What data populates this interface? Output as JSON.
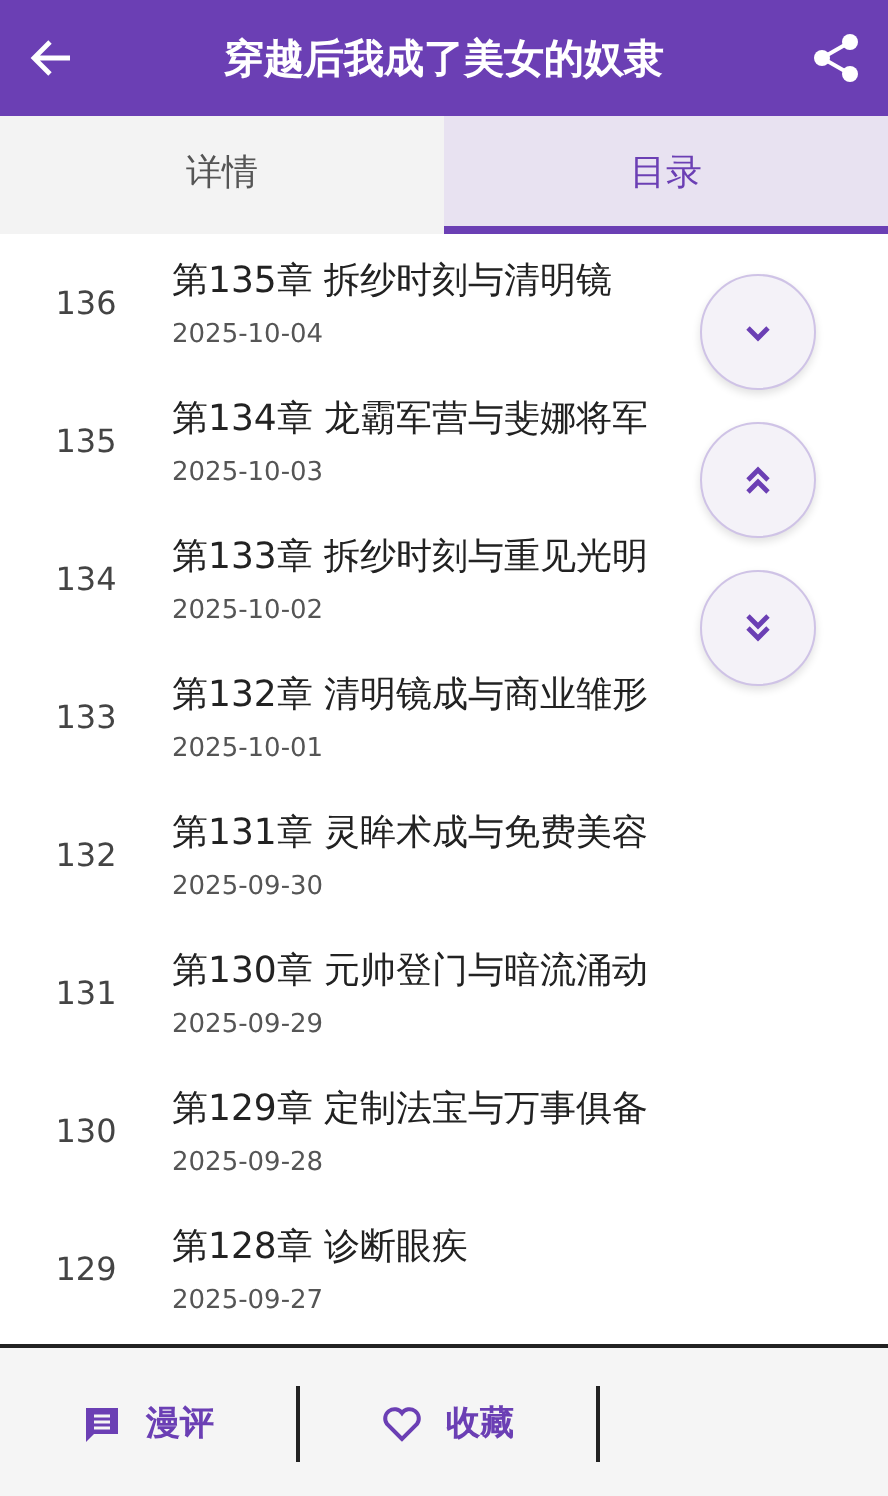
{
  "header": {
    "title": "穿越后我成了美女的奴隶"
  },
  "tabs": [
    {
      "label": "详情",
      "selected": false
    },
    {
      "label": "目录",
      "selected": true
    }
  ],
  "chapters": [
    {
      "index": "136",
      "title": "第135章 拆纱时刻与清明镜",
      "date": "2025-10-04"
    },
    {
      "index": "135",
      "title": "第134章 龙霸军营与斐娜将军",
      "date": "2025-10-03"
    },
    {
      "index": "134",
      "title": "第133章 拆纱时刻与重见光明",
      "date": "2025-10-02"
    },
    {
      "index": "133",
      "title": "第132章 清明镜成与商业雏形",
      "date": "2025-10-01"
    },
    {
      "index": "132",
      "title": "第131章 灵眸术成与免费美容",
      "date": "2025-09-30"
    },
    {
      "index": "131",
      "title": "第130章 元帅登门与暗流涌动",
      "date": "2025-09-29"
    },
    {
      "index": "130",
      "title": "第129章 定制法宝与万事俱备",
      "date": "2025-09-28"
    },
    {
      "index": "129",
      "title": "第128章 诊断眼疾",
      "date": "2025-09-27"
    }
  ],
  "bottom_bar": [
    {
      "kind": "comment",
      "label": "漫评"
    },
    {
      "kind": "favorite",
      "label": "收藏"
    }
  ]
}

WHAT YOU SHOULD DO.
Copy out each line word for word, please, skipping the images.

FINISHED EXERCISE.
What data populates this interface? Output as JSON.
{
  "header": {
    "title": "穿越后我成了美女的奴隶"
  },
  "tabs": [
    {
      "label": "详情",
      "selected": false
    },
    {
      "label": "目录",
      "selected": true
    }
  ],
  "chapters": [
    {
      "index": "136",
      "title": "第135章 拆纱时刻与清明镜",
      "date": "2025-10-04"
    },
    {
      "index": "135",
      "title": "第134章 龙霸军营与斐娜将军",
      "date": "2025-10-03"
    },
    {
      "index": "134",
      "title": "第133章 拆纱时刻与重见光明",
      "date": "2025-10-02"
    },
    {
      "index": "133",
      "title": "第132章 清明镜成与商业雏形",
      "date": "2025-10-01"
    },
    {
      "index": "132",
      "title": "第131章 灵眸术成与免费美容",
      "date": "2025-09-30"
    },
    {
      "index": "131",
      "title": "第130章 元帅登门与暗流涌动",
      "date": "2025-09-29"
    },
    {
      "index": "130",
      "title": "第129章 定制法宝与万事俱备",
      "date": "2025-09-28"
    },
    {
      "index": "129",
      "title": "第128章 诊断眼疾",
      "date": "2025-09-27"
    }
  ],
  "bottom_bar": [
    {
      "kind": "comment",
      "label": "漫评"
    },
    {
      "kind": "favorite",
      "label": "收藏"
    }
  ]
}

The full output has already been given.